[Request] Lines containing the word "Сетевой" are to be counted; state their number and nothing further.

--- Records to process ---

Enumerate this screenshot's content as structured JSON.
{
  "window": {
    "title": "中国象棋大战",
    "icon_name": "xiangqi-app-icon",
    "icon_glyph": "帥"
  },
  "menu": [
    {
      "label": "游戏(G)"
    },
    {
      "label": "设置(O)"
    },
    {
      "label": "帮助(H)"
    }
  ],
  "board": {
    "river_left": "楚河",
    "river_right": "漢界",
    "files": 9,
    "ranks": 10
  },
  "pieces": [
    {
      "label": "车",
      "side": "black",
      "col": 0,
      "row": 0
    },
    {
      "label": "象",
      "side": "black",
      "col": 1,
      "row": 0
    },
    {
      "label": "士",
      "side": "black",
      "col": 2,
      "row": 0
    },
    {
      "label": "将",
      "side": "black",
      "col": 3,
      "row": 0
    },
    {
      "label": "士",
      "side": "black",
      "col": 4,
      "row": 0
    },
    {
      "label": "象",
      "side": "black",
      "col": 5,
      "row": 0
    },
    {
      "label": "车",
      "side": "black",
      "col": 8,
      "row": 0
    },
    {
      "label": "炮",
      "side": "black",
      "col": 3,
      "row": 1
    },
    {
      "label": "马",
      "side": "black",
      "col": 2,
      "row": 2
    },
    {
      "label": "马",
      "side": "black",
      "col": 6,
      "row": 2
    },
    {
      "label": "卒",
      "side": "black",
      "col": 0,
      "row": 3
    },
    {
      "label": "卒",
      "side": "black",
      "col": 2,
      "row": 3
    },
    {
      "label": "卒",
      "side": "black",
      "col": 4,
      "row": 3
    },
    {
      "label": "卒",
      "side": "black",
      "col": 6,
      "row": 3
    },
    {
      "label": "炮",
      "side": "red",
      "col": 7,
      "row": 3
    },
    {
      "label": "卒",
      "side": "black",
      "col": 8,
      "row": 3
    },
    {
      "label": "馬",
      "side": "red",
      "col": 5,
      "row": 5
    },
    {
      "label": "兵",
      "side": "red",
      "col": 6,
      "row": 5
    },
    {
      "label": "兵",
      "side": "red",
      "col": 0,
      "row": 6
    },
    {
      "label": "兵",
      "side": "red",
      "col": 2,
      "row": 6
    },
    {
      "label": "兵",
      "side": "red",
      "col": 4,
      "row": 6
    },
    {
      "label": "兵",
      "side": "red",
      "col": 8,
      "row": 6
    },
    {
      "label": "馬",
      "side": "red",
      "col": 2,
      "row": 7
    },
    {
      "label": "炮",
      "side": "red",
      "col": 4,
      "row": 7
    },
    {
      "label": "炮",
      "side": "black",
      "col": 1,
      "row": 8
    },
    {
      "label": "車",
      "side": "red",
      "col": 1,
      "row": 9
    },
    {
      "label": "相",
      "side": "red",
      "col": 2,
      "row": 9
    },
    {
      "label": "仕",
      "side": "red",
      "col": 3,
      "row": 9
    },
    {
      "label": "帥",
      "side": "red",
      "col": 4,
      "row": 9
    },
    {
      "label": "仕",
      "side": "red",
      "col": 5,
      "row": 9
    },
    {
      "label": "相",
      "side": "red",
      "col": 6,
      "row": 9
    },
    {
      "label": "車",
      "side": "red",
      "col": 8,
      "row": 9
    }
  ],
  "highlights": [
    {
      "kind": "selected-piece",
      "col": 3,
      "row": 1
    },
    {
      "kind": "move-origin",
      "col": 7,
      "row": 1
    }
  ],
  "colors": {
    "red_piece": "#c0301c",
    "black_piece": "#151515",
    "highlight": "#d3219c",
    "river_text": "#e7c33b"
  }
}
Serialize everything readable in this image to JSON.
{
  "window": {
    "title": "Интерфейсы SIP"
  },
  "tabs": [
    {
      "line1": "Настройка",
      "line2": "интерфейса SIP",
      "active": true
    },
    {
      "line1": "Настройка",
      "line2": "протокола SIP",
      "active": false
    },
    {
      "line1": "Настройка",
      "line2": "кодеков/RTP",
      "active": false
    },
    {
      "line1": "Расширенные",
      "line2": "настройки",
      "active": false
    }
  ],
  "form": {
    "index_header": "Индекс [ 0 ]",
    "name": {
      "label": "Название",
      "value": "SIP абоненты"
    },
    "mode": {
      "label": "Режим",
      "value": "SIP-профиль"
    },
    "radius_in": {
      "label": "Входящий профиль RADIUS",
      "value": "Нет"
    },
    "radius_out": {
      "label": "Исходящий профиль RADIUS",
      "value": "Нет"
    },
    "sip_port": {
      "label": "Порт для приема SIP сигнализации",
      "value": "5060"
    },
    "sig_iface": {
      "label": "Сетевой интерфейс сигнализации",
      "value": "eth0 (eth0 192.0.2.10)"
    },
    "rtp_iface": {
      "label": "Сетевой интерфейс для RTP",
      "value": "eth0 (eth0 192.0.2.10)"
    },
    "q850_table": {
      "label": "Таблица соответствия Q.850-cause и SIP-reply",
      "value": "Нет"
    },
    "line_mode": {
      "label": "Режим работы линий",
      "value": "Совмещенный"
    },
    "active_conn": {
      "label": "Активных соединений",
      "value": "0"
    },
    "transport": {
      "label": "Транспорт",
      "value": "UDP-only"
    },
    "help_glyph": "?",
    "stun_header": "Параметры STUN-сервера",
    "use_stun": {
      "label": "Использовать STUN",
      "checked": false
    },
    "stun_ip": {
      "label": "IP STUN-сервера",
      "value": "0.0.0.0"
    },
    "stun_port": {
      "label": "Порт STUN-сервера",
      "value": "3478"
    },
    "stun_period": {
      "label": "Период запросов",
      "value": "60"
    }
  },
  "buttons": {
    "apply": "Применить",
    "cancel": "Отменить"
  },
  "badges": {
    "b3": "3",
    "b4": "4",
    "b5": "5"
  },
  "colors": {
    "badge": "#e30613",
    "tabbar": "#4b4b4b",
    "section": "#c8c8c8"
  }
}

---

[Problem solution] 2